**Job**
The records are to be restated in their entirety, word for word.
--- Supplied data ---
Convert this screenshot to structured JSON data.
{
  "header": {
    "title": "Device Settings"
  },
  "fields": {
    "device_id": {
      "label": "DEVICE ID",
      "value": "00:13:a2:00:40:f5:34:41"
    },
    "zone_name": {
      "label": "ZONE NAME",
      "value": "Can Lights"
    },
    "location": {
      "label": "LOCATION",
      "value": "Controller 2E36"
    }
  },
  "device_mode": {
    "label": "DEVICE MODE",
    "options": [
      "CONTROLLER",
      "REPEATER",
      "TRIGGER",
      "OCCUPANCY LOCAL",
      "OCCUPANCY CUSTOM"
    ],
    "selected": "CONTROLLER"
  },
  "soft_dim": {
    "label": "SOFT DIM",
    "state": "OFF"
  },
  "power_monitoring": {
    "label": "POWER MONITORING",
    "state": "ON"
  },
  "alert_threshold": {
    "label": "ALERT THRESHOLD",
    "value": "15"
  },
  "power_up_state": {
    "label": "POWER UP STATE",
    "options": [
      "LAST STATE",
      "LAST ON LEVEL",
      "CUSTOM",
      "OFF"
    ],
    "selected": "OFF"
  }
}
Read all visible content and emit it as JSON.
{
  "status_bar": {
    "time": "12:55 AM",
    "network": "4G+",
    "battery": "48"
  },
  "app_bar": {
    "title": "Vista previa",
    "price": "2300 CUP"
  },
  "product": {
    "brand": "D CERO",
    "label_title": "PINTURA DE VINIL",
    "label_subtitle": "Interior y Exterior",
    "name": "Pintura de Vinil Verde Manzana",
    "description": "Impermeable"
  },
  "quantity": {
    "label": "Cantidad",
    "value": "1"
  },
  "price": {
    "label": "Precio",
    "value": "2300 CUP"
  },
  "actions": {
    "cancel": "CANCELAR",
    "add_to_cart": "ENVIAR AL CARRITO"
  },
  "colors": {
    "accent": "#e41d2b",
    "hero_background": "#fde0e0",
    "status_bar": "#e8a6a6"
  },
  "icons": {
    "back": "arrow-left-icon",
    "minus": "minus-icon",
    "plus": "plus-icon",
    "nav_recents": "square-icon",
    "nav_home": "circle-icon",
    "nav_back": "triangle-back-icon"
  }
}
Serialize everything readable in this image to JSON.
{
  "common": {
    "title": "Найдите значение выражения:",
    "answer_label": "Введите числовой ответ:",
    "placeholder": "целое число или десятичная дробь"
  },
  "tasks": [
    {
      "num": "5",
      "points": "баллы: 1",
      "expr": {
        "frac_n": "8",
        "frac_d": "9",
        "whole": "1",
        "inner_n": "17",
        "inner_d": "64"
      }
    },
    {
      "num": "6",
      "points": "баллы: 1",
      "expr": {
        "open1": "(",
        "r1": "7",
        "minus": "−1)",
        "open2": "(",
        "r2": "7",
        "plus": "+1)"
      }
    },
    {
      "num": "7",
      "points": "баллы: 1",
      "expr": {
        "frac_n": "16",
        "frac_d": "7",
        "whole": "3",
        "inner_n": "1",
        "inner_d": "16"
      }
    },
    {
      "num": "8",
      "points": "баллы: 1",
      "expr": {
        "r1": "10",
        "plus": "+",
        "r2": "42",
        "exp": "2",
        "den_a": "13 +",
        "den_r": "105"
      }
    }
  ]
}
---
**Problem solution**
Convert this screenshot to structured JSON data.
{
  "header": {
    "title": "Device Settings"
  },
  "fields": {
    "device_id": {
      "label": "DEVICE ID",
      "value": "00:13:a2:00:40:f5:34:41"
    },
    "zone_name": {
      "label": "ZONE NAME",
      "value": "Can Lights"
    },
    "location": {
      "label": "LOCATION",
      "value": "Controller 2E36"
    }
  },
  "device_mode": {
    "label": "DEVICE MODE",
    "options": [
      "CONTROLLER",
      "REPEATER",
      "TRIGGER",
      "OCCUPANCY LOCAL",
      "OCCUPANCY CUSTOM"
    ],
    "selected": "CONTROLLER"
  },
  "soft_dim": {
    "label": "SOFT DIM",
    "state": "OFF"
  },
  "power_monitoring": {
    "label": "POWER MONITORING",
    "state": "ON"
  },
  "alert_threshold": {
    "label": "ALERT THRESHOLD",
    "value": "15"
  },
  "power_up_state": {
    "label": "POWER UP STATE",
    "options": [
      "LAST STATE",
      "LAST ON LEVEL",
      "CUSTOM",
      "OFF"
    ],
    "selected": "OFF"
  }
}
Read all visible content and emit it as JSON.
{
  "status_bar": {
    "time": "12:55 AM",
    "network": "4G+",
    "battery": "48"
  },
  "app_bar": {
    "title": "Vista previa",
    "price": "2300 CUP"
  },
  "product": {
    "brand": "D CERO",
    "label_title": "PINTURA DE VINIL",
    "label_subtitle": "Interior y Exterior",
    "name": "Pintura de Vinil Verde Manzana",
    "description": "Impermeable"
  },
  "quantity": {
    "label": "Cantidad",
    "value": "1"
  },
  "price": {
    "label": "Precio",
    "value": "2300 CUP"
  },
  "actions": {
    "cancel": "CANCELAR",
    "add_to_cart": "ENVIAR AL CARRITO"
  },
  "colors": {
    "accent": "#e41d2b",
    "hero_background": "#fde0e0",
    "status_bar": "#e8a6a6"
  },
  "icons": {
    "back": "arrow-left-icon",
    "minus": "minus-icon",
    "plus": "plus-icon",
    "nav_recents": "square-icon",
    "nav_home": "circle-icon",
    "nav_back": "triangle-back-icon"
  }
}
Serialize everything readable in this image to JSON.
{
  "common": {
    "title": "Найдите значение выражения:",
    "answer_label": "Введите числовой ответ:",
    "placeholder": "целое число или десятичная дробь"
  },
  "tasks": [
    {
      "num": "5",
      "points": "баллы: 1",
      "expr": {
        "frac_n": "8",
        "frac_d": "9",
        "whole": "1",
        "inner_n": "17",
        "inner_d": "64"
      }
    },
    {
      "num": "6",
      "points": "баллы: 1",
      "expr": {
        "open1": "(",
        "r1": "7",
        "minus": "−1)",
        "open2": "(",
        "r2": "7",
        "plus": "+1)"
      }
    },
    {
      "num": "7",
      "points": "баллы: 1",
      "expr": {
        "frac_n": "16",
        "frac_d": "7",
        "whole": "3",
        "inner_n": "1",
        "inner_d": "16"
      }
    },
    {
      "num": "8",
      "points": "баллы: 1",
      "expr": {
        "r1": "10",
        "plus": "+",
        "r2": "42",
        "exp": "2",
        "den_a": "13 +",
        "den_r": "105"
      }
    }
  ]
}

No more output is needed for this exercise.